SOURCE RECORDS »
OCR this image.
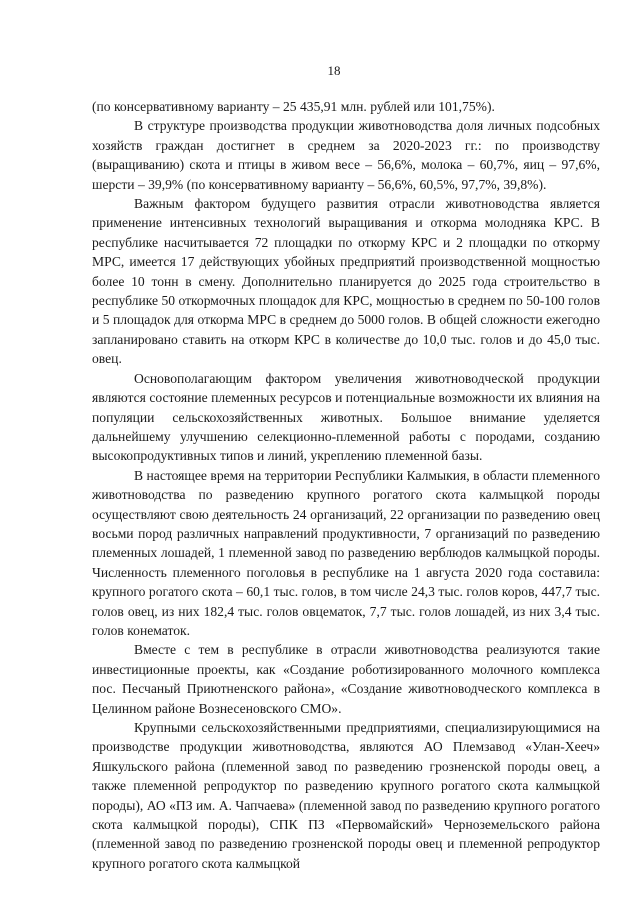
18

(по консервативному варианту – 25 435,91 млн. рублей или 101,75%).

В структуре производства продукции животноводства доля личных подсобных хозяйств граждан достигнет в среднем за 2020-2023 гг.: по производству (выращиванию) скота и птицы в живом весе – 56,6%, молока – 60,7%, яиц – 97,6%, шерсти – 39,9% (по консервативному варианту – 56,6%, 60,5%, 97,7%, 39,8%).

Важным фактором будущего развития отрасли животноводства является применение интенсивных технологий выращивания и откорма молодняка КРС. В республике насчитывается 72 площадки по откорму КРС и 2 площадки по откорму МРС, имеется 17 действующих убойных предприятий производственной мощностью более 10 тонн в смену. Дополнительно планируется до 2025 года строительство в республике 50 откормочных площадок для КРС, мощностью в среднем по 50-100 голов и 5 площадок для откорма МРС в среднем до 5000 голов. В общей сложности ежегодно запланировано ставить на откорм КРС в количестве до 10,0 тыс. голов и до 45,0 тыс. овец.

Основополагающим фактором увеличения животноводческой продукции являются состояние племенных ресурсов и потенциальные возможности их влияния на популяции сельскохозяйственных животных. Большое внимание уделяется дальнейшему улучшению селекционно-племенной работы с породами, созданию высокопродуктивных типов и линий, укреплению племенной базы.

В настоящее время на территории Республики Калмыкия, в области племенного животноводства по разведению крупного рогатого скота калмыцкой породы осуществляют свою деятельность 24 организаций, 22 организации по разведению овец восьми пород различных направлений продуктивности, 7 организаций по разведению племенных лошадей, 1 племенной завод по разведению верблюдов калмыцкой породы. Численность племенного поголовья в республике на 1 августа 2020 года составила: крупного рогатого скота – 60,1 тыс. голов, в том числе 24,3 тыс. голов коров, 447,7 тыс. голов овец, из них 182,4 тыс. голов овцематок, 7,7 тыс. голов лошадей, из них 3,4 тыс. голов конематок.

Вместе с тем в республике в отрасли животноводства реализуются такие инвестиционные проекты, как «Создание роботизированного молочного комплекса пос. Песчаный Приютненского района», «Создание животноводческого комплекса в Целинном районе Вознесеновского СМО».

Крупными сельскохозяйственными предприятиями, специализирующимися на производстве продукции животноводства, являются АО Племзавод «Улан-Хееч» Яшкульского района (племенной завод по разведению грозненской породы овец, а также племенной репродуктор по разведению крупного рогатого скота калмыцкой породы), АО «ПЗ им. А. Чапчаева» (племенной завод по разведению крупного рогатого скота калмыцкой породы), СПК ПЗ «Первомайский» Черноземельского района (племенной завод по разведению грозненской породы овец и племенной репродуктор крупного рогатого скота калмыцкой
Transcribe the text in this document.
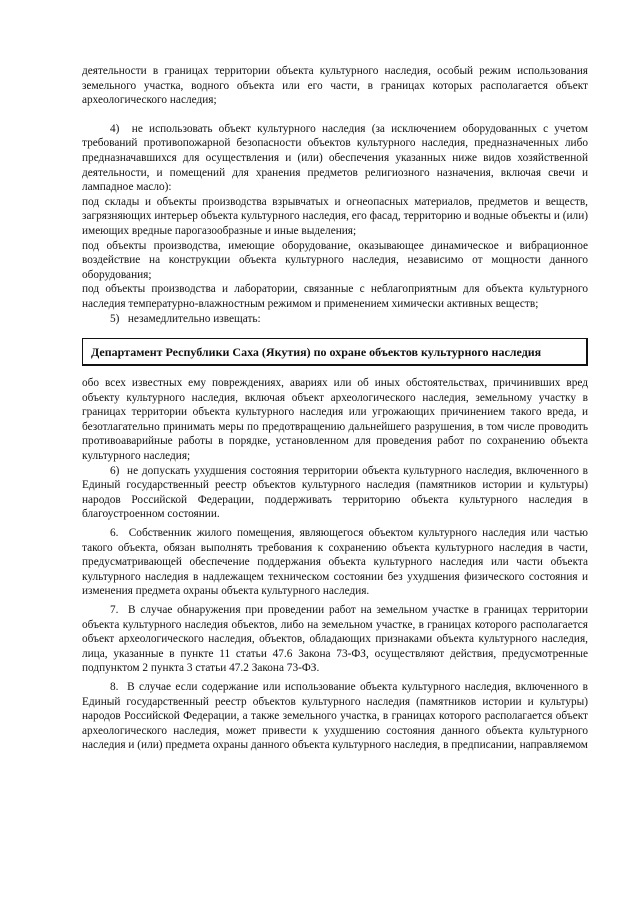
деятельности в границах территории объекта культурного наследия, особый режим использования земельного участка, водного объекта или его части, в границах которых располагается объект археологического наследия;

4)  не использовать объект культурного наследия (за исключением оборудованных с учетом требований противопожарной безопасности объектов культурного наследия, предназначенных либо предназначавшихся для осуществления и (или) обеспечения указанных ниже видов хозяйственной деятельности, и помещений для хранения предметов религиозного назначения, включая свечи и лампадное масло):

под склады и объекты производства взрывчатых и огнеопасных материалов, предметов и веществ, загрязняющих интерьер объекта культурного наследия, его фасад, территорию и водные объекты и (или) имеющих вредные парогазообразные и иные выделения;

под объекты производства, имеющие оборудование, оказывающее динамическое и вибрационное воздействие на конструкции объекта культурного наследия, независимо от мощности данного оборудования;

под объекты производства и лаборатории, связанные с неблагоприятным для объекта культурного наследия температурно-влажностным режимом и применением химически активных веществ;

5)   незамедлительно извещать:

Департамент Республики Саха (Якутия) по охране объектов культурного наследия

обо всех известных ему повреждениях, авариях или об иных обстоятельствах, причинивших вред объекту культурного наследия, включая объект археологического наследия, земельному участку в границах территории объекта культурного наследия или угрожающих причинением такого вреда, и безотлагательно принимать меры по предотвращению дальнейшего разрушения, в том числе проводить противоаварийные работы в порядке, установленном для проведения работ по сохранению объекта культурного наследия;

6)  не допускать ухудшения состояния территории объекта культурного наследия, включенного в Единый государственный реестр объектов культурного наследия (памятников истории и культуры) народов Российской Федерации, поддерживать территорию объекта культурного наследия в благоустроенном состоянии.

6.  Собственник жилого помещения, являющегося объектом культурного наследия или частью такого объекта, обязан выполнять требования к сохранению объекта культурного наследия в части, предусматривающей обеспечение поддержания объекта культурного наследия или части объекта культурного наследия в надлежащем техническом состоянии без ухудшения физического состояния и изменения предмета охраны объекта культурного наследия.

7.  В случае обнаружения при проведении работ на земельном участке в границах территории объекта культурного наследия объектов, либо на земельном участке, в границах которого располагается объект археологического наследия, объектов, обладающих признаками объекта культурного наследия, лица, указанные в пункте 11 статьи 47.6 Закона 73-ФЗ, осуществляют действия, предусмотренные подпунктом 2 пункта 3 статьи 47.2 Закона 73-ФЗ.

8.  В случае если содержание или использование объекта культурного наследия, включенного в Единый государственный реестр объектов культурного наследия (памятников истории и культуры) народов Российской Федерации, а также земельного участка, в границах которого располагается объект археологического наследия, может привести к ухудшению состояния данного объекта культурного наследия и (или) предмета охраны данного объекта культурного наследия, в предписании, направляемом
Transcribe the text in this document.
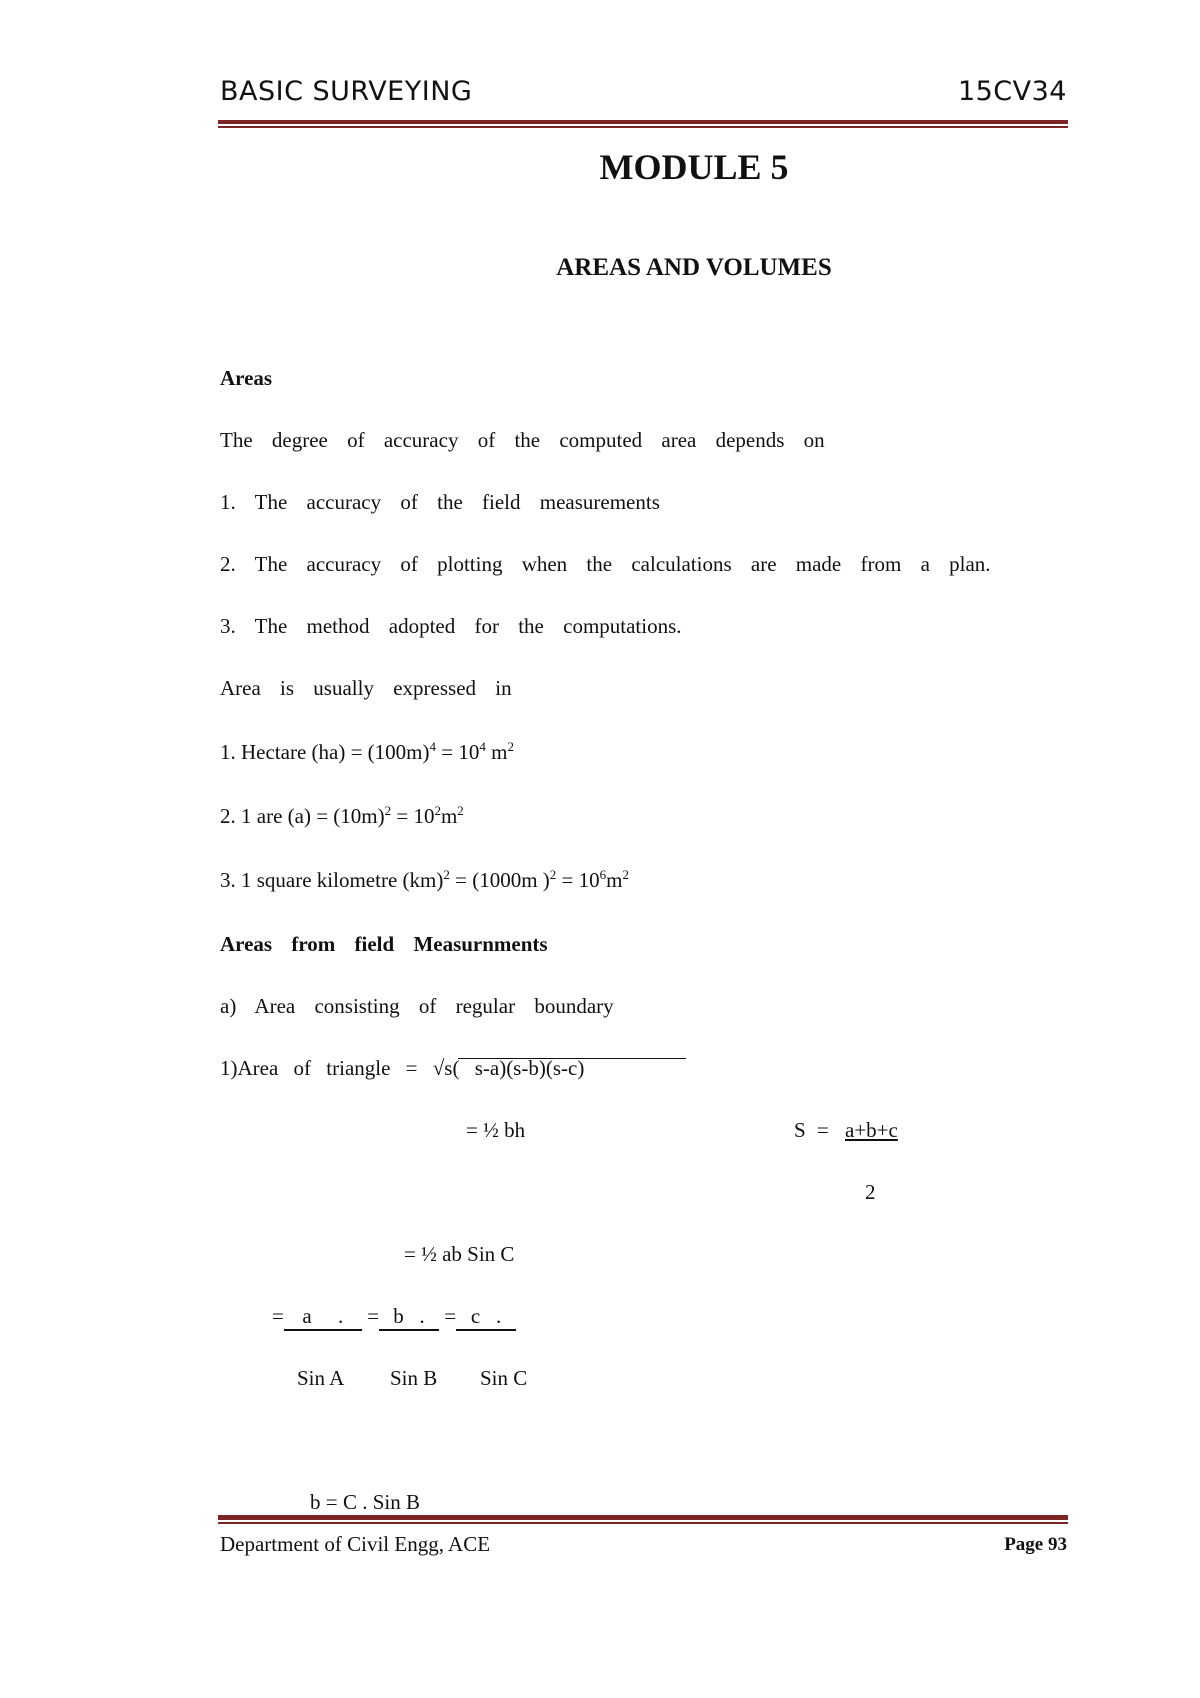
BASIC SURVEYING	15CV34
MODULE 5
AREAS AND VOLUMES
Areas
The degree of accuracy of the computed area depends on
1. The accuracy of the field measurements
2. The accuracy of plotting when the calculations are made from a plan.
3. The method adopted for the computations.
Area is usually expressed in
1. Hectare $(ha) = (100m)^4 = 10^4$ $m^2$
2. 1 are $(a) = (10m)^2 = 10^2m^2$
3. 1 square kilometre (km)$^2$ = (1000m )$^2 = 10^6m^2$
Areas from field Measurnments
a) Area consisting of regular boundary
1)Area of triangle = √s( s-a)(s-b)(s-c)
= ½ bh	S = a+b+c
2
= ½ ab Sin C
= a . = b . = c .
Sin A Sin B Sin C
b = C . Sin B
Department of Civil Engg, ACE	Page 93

OBJECTIVE » Going through the lines above one by one, tally those with the word "from" and give only the total.

PROBLEM SOLUTION » 2